━━ DATASET ROWS ━━

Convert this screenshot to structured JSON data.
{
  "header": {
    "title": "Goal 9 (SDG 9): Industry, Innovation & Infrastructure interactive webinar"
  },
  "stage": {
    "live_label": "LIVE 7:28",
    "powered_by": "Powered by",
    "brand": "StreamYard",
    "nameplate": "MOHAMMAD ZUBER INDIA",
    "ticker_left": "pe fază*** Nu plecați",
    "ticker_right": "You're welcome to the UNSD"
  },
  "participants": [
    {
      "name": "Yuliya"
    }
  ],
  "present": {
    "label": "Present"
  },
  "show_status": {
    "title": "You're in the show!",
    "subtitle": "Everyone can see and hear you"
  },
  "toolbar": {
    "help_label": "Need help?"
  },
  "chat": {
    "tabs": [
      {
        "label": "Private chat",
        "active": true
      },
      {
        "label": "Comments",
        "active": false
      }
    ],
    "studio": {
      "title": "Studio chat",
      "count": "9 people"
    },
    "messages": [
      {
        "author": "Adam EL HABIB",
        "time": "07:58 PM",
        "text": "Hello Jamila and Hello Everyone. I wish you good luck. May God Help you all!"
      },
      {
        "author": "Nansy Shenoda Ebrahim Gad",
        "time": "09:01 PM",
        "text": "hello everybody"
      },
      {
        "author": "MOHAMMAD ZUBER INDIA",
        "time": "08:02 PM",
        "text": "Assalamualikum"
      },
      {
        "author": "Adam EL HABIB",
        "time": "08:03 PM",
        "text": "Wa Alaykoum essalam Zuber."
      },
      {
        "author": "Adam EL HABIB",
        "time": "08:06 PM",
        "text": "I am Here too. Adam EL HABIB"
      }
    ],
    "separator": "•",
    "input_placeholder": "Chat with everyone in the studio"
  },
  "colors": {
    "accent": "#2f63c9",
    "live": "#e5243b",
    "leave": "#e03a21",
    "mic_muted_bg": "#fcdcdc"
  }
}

━━━

GIVEN PROBLEM:
Extract every record. Keep wording exact.

OUTPUT FOR THIS TASK:
Convert this screenshot to structured JSON data.
{
  "header": {
    "title": "Goal 9 (SDG 9): Industry, Innovation & Infrastructure interactive webinar"
  },
  "stage": {
    "live_label": "LIVE 7:28",
    "powered_by": "Powered by",
    "brand": "StreamYard",
    "nameplate": "MOHAMMAD ZUBER INDIA",
    "ticker_left": "pe fază*** Nu plecați",
    "ticker_right": "You're welcome to the UNSD"
  },
  "participants": [
    {
      "name": "Yuliya"
    }
  ],
  "present": {
    "label": "Present"
  },
  "show_status": {
    "title": "You're in the show!",
    "subtitle": "Everyone can see and hear you"
  },
  "toolbar": {
    "help_label": "Need help?"
  },
  "chat": {
    "tabs": [
      {
        "label": "Private chat",
        "active": true
      },
      {
        "label": "Comments",
        "active": false
      }
    ],
    "studio": {
      "title": "Studio chat",
      "count": "9 people"
    },
    "messages": [
      {
        "author": "Adam EL HABIB",
        "time": "07:58 PM",
        "text": "Hello Jamila and Hello Everyone. I wish you good luck. May God Help you all!"
      },
      {
        "author": "Nansy Shenoda Ebrahim Gad",
        "time": "09:01 PM",
        "text": "hello everybody"
      },
      {
        "author": "MOHAMMAD ZUBER INDIA",
        "time": "08:02 PM",
        "text": "Assalamualikum"
      },
      {
        "author": "Adam EL HABIB",
        "time": "08:03 PM",
        "text": "Wa Alaykoum essalam Zuber."
      },
      {
        "author": "Adam EL HABIB",
        "time": "08:06 PM",
        "text": "I am Here too. Adam EL HABIB"
      }
    ],
    "separator": "•",
    "input_placeholder": "Chat with everyone in the studio"
  },
  "colors": {
    "accent": "#2f63c9",
    "live": "#e5243b",
    "leave": "#e03a21",
    "mic_muted_bg": "#fcdcdc"
  }
}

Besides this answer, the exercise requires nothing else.